(Problems to work on):
1/ List the topic labels that introduce each lesson in the conclusions of the passage on the 1998 Caribbean 1500 rally below.
2/ Write out the passage on the 1998 Caribbean 1500 rally from "As Kampeska’s experience" up to and including "used if possible.".

(Supplied passage):
Interestingly, Steve Black also received a Spam Award “for forgetting to bring along a chart of the Virgin Islands.”

Conclusions

The 1998 Caribbean 1500 rally not only provided the skippers and crews who sailed from Hampton with invaluable heavy-weather experience, it also offered all participants who attended the debriefing in Virgin Gorda a very unique opportunity to compare notes with a large number of sailors who had just experienced the same storm. Here are some of the most important lessons learned:

Tactics: In conditions like these–strong gale force winds that do not rise to “survival” levels–the most successful tactics were to heave to or run off with the storm. Deploying a sea anchor is probably most appropriate in situations where sail cannot be carried at all.

During the debriefing several skippers stated that they wished they had practiced heaving to, or deploying and recovering their sea anchors, prior to the storm. Every boat heaves to differently. Many designs, for example, cannot heave to with a headsail up. It is very important to learn how your boat behaves before you are hard-pressed in heavy weather.

As Kampeska’s experience vividly illustrated, lying a-hull entails certain risks. Kampeska’s position when she was rolled was close to the track of the storm center, where seas were most confused and most likely to generate breaking rogue waves. In situations like this more active tactics should be used if possible.

Self-steering: By far the most common equipment failure cited at the debriefing were dead autopilots. Only one skipper was able to repair his pilot; the rest were left hand-steering. Electronic autopilots are much more reliable than they used to be, but they are still vulnerable in heavy weather.

Some skippers had installed back-up windvane steering systems, but a few of these had never actually been used prior to the storm. Circe, for example, had a Monitor steering vane, but it was not rigged, and the crew felt unable to set it up in the rough conditions they were experiencing. Obviously, it is best to learn to use your equipment, and to have it prepared for service, before you go offshore.

High-modulus halyards: Many skippers reported problems with badly chafed and broken high-modulus halyards. Several felt that high-modulus line was more susceptible to chafe, especially when run over sheaves with small burrs and imperfections on them, and stated they would inspect their sheaves much more closely in the future.

One skipper claimed his Spectra halyard parted with no evidence of chafe whatsoever. He speculated the failure might have been caused by a “harmonic vibration” created when the line was under tension in high winds.

Full-batten mainsails: A few boats with full-batten mains experienced what their skippers felt was an unacceptable amount of sail chafe where battens rubbed up against shrouds while sailing off the wind. The performance benefits of full-batten sails are undeniable, but it is important to remember they do have some drawbacks. Those with full-batten mains should always consider “tacking downwind” on a series of broad reaches rather than running dead downwind, so that sails can be more easily kept off shrouds. This is particularly important if you have a modern rig with long swept-back spreaders.

Crew selection: Several skippers, particularly less experienced ones, stressed the importance of selecting competent crew. “If not for my crew, I wouldn’t be here,” was a common refrain. One skipper, meanwhile, complained of a “geriatric crew” that was more a hindrance than a help once the weather turned foul.

Careful effort when choosing shipmates is always rewarded. Try to sail with potential crew before you head offshore, and resist the temptation to fill the boat with inexperienced and unfit friends who are familiar only with the romance, rather than the reality, of bluewater sailing.

Pre-prepared meals: The cooks on many boats prepared meals in advance, and without exception this greatly increased morale aboard when the going got tough. Don’t count on being able to bake pies from scratch in heavy weather. It it is easy to serve good hot food in bad conditions, it will be much easier to keep up the crew’s strength and spirits.

(Extracted material):
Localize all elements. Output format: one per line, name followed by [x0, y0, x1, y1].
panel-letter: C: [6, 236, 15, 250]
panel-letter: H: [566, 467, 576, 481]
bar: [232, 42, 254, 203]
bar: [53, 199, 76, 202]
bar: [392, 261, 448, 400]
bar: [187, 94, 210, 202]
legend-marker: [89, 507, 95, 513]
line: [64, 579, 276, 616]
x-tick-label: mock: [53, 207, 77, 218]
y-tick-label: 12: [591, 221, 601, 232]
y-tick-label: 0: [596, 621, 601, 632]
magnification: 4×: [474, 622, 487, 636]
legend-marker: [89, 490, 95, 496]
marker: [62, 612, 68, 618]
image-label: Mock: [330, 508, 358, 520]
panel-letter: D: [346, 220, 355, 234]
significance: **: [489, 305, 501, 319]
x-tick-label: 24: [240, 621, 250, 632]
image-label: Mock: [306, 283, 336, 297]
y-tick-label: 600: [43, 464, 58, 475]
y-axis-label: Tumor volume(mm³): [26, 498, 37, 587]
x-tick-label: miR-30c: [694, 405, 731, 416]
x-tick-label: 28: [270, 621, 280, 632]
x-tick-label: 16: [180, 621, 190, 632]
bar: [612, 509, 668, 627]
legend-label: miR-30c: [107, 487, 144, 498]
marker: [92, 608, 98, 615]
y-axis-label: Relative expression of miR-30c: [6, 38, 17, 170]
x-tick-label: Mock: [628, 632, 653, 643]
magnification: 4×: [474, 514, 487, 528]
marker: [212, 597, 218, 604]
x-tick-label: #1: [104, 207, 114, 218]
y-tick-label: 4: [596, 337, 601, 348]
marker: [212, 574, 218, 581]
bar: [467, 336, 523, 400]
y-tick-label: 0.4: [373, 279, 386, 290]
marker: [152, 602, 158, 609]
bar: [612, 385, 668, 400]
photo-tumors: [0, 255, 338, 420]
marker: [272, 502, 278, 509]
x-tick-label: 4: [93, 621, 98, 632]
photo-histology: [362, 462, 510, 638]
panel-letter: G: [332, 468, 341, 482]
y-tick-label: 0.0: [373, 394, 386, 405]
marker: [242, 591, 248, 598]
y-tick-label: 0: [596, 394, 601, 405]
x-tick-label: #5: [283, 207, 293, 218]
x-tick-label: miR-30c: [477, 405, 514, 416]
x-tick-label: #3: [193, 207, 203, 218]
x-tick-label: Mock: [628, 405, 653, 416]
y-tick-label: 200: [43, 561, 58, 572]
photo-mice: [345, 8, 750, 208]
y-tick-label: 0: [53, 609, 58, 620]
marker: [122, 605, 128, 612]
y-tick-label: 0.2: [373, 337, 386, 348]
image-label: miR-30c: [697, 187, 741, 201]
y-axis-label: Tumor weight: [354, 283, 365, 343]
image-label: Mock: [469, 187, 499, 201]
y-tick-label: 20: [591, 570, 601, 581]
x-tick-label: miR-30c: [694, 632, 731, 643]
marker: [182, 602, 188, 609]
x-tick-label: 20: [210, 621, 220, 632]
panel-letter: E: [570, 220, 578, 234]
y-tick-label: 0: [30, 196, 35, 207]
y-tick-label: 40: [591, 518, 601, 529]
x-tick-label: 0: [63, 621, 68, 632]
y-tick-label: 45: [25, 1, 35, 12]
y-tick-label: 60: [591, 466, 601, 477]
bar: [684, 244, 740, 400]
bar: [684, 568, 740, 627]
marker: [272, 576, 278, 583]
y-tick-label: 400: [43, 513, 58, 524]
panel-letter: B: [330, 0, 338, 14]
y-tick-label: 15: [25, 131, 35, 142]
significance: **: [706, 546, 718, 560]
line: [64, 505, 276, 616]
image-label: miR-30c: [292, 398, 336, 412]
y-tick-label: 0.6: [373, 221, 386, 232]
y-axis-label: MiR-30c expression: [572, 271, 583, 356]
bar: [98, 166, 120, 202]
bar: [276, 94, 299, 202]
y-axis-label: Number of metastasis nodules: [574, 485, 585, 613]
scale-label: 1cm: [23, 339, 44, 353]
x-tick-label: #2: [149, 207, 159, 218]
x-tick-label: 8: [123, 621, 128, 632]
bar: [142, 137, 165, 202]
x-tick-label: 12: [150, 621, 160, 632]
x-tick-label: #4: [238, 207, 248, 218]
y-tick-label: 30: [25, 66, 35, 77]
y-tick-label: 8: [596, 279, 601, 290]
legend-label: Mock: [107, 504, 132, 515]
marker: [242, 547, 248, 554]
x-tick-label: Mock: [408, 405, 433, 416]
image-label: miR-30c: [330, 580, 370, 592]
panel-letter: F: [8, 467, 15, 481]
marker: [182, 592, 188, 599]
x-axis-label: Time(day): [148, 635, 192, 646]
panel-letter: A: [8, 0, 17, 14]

(Answers to the exercises):
1/
Tactics
Self-steering
High-modulus halyards
Full-batten mainsails
Crew selection
Pre-prepared meals

2/
As Kampeska’s experience vividly illustrated, lying a-hull entails certain risks. Kampeska’s position when she was rolled was close to the track of the storm center, where seas were most confused and most likely to generate breaking rogue waves. In situations like this more active tactics should be used if possible.